## [Task to complete]
Write each record again exactly as it stands.

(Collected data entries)
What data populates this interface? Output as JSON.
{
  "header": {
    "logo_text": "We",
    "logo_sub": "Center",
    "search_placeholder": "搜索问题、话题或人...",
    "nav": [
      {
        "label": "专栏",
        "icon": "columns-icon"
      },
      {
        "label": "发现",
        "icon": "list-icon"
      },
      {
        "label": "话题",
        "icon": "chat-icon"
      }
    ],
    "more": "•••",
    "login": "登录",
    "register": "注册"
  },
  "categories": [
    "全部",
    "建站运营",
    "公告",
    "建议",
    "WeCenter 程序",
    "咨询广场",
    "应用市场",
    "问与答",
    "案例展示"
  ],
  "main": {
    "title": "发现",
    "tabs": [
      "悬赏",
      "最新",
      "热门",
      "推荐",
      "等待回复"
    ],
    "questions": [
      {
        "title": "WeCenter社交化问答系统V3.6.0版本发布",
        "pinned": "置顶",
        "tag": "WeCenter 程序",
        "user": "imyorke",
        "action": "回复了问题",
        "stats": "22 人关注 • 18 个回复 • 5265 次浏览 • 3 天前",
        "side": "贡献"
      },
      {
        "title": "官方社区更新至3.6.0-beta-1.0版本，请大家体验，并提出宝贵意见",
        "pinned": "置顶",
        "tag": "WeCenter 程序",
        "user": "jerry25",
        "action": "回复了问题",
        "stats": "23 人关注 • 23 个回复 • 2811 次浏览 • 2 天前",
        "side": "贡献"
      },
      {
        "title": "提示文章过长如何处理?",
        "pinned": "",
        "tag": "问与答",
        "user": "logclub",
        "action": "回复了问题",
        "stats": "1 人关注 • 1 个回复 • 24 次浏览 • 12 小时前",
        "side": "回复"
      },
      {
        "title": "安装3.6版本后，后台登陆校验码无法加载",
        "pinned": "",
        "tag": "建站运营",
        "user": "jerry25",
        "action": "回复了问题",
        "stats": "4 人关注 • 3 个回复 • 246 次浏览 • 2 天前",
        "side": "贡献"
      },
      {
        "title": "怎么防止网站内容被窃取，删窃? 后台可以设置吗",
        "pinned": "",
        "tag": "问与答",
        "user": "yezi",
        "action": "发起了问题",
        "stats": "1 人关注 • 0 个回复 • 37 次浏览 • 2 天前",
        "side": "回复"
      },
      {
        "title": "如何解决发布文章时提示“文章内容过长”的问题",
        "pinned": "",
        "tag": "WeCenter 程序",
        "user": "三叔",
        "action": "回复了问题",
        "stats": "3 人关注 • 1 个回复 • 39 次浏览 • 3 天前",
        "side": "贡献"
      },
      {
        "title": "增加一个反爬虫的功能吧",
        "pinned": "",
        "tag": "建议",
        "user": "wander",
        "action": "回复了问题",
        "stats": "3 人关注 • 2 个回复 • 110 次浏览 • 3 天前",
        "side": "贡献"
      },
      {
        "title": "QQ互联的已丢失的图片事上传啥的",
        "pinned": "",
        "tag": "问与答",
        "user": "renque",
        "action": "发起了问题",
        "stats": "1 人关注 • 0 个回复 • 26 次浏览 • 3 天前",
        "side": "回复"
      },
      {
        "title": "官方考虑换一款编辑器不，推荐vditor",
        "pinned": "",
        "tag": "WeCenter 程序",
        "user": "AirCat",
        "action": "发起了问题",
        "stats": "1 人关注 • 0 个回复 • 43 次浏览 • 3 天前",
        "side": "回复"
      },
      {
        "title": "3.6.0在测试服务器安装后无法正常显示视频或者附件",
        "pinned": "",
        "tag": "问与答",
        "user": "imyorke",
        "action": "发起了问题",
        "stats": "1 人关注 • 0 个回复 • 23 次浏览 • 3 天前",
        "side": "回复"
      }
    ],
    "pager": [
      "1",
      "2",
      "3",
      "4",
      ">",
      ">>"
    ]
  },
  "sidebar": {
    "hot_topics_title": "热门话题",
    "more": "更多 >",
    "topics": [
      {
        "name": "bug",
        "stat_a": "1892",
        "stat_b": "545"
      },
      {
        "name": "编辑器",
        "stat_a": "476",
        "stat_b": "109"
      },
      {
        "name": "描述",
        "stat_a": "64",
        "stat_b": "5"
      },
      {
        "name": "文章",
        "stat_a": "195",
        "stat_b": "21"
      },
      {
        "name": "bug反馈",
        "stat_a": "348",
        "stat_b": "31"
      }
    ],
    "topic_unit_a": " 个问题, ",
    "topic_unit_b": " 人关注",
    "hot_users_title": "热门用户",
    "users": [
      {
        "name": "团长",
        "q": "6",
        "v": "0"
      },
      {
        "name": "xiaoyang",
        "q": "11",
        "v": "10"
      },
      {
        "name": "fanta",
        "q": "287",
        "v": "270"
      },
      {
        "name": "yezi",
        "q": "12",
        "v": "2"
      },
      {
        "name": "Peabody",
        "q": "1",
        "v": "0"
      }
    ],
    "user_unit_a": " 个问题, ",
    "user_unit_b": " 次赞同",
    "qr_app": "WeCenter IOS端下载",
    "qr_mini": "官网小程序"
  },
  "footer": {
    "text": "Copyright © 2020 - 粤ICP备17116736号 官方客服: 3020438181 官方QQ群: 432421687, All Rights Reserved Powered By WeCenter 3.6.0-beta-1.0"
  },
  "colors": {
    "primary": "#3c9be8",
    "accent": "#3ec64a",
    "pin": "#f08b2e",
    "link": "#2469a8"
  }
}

## [Solved exercise]
What data populates this interface? Output as JSON.
{
  "header": {
    "logo_text": "We",
    "logo_sub": "Center",
    "search_placeholder": "搜索问题、话题或人...",
    "nav": [
      {
        "label": "专栏",
        "icon": "columns-icon"
      },
      {
        "label": "发现",
        "icon": "list-icon"
      },
      {
        "label": "话题",
        "icon": "chat-icon"
      }
    ],
    "more": "•••",
    "login": "登录",
    "register": "注册"
  },
  "categories": [
    "全部",
    "建站运营",
    "公告",
    "建议",
    "WeCenter 程序",
    "咨询广场",
    "应用市场",
    "问与答",
    "案例展示"
  ],
  "main": {
    "title": "发现",
    "tabs": [
      "悬赏",
      "最新",
      "热门",
      "推荐",
      "等待回复"
    ],
    "questions": [
      {
        "title": "WeCenter社交化问答系统V3.6.0版本发布",
        "pinned": "置顶",
        "tag": "WeCenter 程序",
        "user": "imyorke",
        "action": "回复了问题",
        "stats": "22 人关注 • 18 个回复 • 5265 次浏览 • 3 天前",
        "side": "贡献"
      },
      {
        "title": "官方社区更新至3.6.0-beta-1.0版本，请大家体验，并提出宝贵意见",
        "pinned": "置顶",
        "tag": "WeCenter 程序",
        "user": "jerry25",
        "action": "回复了问题",
        "stats": "23 人关注 • 23 个回复 • 2811 次浏览 • 2 天前",
        "side": "贡献"
      },
      {
        "title": "提示文章过长如何处理?",
        "pinned": "",
        "tag": "问与答",
        "user": "logclub",
        "action": "回复了问题",
        "stats": "1 人关注 • 1 个回复 • 24 次浏览 • 12 小时前",
        "side": "回复"
      },
      {
        "title": "安装3.6版本后，后台登陆校验码无法加载",
        "pinned": "",
        "tag": "建站运营",
        "user": "jerry25",
        "action": "回复了问题",
        "stats": "4 人关注 • 3 个回复 • 246 次浏览 • 2 天前",
        "side": "贡献"
      },
      {
        "title": "怎么防止网站内容被窃取，删窃? 后台可以设置吗",
        "pinned": "",
        "tag": "问与答",
        "user": "yezi",
        "action": "发起了问题",
        "stats": "1 人关注 • 0 个回复 • 37 次浏览 • 2 天前",
        "side": "回复"
      },
      {
        "title": "如何解决发布文章时提示“文章内容过长”的问题",
        "pinned": "",
        "tag": "WeCenter 程序",
        "user": "三叔",
        "action": "回复了问题",
        "stats": "3 人关注 • 1 个回复 • 39 次浏览 • 3 天前",
        "side": "贡献"
      },
      {
        "title": "增加一个反爬虫的功能吧",
        "pinned": "",
        "tag": "建议",
        "user": "wander",
        "action": "回复了问题",
        "stats": "3 人关注 • 2 个回复 • 110 次浏览 • 3 天前",
        "side": "贡献"
      },
      {
        "title": "QQ互联的已丢失的图片事上传啥的",
        "pinned": "",
        "tag": "问与答",
        "user": "renque",
        "action": "发起了问题",
        "stats": "1 人关注 • 0 个回复 • 26 次浏览 • 3 天前",
        "side": "回复"
      },
      {
        "title": "官方考虑换一款编辑器不，推荐vditor",
        "pinned": "",
        "tag": "WeCenter 程序",
        "user": "AirCat",
        "action": "发起了问题",
        "stats": "1 人关注 • 0 个回复 • 43 次浏览 • 3 天前",
        "side": "回复"
      },
      {
        "title": "3.6.0在测试服务器安装后无法正常显示视频或者附件",
        "pinned": "",
        "tag": "问与答",
        "user": "imyorke",
        "action": "发起了问题",
        "stats": "1 人关注 • 0 个回复 • 23 次浏览 • 3 天前",
        "side": "回复"
      }
    ],
    "pager": [
      "1",
      "2",
      "3",
      "4",
      ">",
      ">>"
    ]
  },
  "sidebar": {
    "hot_topics_title": "热门话题",
    "more": "更多 >",
    "topics": [
      {
        "name": "bug",
        "stat_a": "1892",
        "stat_b": "545"
      },
      {
        "name": "编辑器",
        "stat_a": "476",
        "stat_b": "109"
      },
      {
        "name": "描述",
        "stat_a": "64",
        "stat_b": "5"
      },
      {
        "name": "文章",
        "stat_a": "195",
        "stat_b": "21"
      },
      {
        "name": "bug反馈",
        "stat_a": "348",
        "stat_b": "31"
      }
    ],
    "topic_unit_a": " 个问题, ",
    "topic_unit_b": " 人关注",
    "hot_users_title": "热门用户",
    "users": [
      {
        "name": "团长",
        "q": "6",
        "v": "0"
      },
      {
        "name": "xiaoyang",
        "q": "11",
        "v": "10"
      },
      {
        "name": "fanta",
        "q": "287",
        "v": "270"
      },
      {
        "name": "yezi",
        "q": "12",
        "v": "2"
      },
      {
        "name": "Peabody",
        "q": "1",
        "v": "0"
      }
    ],
    "user_unit_a": " 个问题, ",
    "user_unit_b": " 次赞同",
    "qr_app": "WeCenter IOS端下载",
    "qr_mini": "官网小程序"
  },
  "footer": {
    "text": "Copyright © 2020 - 粤ICP备17116736号 官方客服: 3020438181 官方QQ群: 432421687, All Rights Reserved Powered By WeCenter 3.6.0-beta-1.0"
  },
  "colors": {
    "primary": "#3c9be8",
    "accent": "#3ec64a",
    "pin": "#f08b2e",
    "link": "#2469a8"
  }
}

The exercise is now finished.